====== 本文 ======

周りから見て、「この人は本気で人を育成しようとしている」というのは、何で測れるのでしょう?
その人が使う言葉や顔つきかもしれませんし、どれだけ時間を使っているか、ということかもしれません。
明確な基準があるわけではないのですが、「あ、この人、本気だな」とわかる瞬間というのがあるように思います。
ボストン・フィルハーモニー管弦楽団の指揮者で、教育者でもあるベンジャミン・ザンダー氏の講演でお聞きした彼の体験談です。
ある時、ザンダー氏が著名な演奏家のコンサートチケットを生徒の人数分確保し、このコンサートを聴きに行くことを課題にしました。
ところが、生徒の半分がコンサートに現れず、遊びに行ってしまったのでした。
空いた席を見て、ザンダーは怒りで震えます。
しかし翌日、ザンダーは怒りの気持ちを懸命に封印し、生徒に自分の気持ちを伝えます。
いつものような叱りの言葉ではなく、謝りの言葉で。
「このコンサートが、君たちの今後のキャリアにどれだけ重要なのかということを、わたしは伝えていなかった。すまない」と。
生徒の将来を考えたとき、教育者としてどのような態度をとるのか。一晩中考え抜いた結果、出てきた言葉だったのです。
「素晴らしい音楽家になってほしい」と願うザンダー氏の「本気」が、 生徒たちに伝わったのでしょうか。この後、生徒たちがサボることはなくなり、自発的に練習し、学ぶ姿勢が変わったと言います。

====== 資料 ======

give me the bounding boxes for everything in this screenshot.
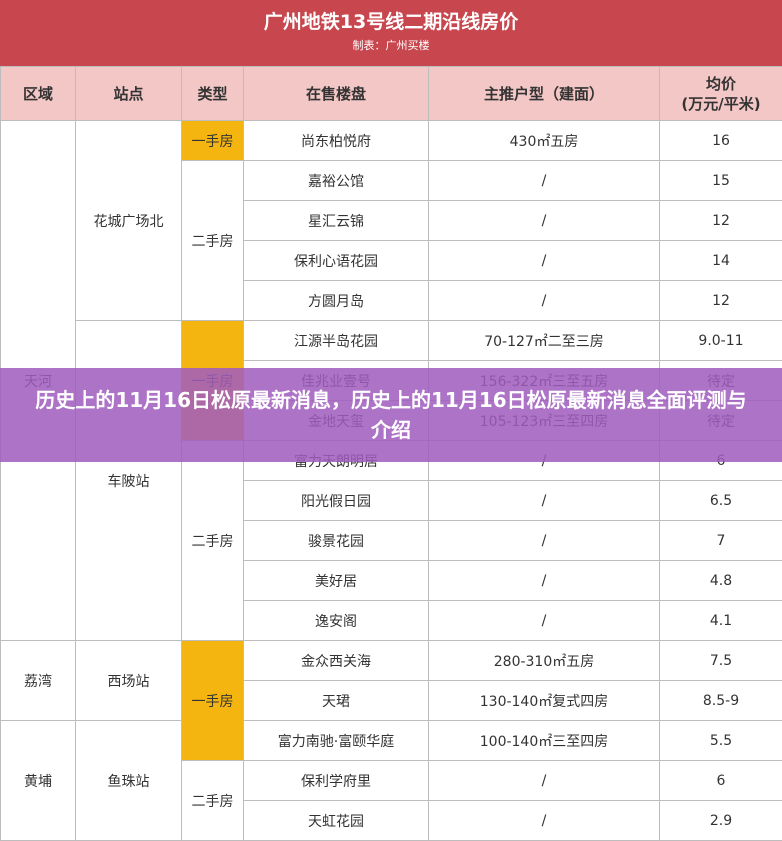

======

#### 練習問題
(a) 本文で、ザンダー氏がコンサートを聴きに行くことを課題にしたとき、コンサートに現れなかったのは生徒のどれくらいですか。
(b) 本文のうち、「ボストン・フィルハーモニー管」を含む部分から書き始め、「ところが、生徒の半分がコンサートに現れず、遊びに行ってしまったのでした。」で終えて、「生徒」を「学生」に置き換えて書き直しなさい。
資料を使わなくても解けます。

#### 解答一覧
(a) 生徒の半分です。

(b)
ボストン・フィルハーモニー管弦楽団の指揮者で、教育者でもあるベンジャミン・ザンダー氏の講演でお聞きした彼の体験談です。
ある時、ザンダー氏が著名な演奏家のコンサートチケットを学生の人数分確保し、このコンサートを聴きに行くことを課題にしました。
ところが、学生の半分がコンサートに現れず、遊びに行ってしまったのでした。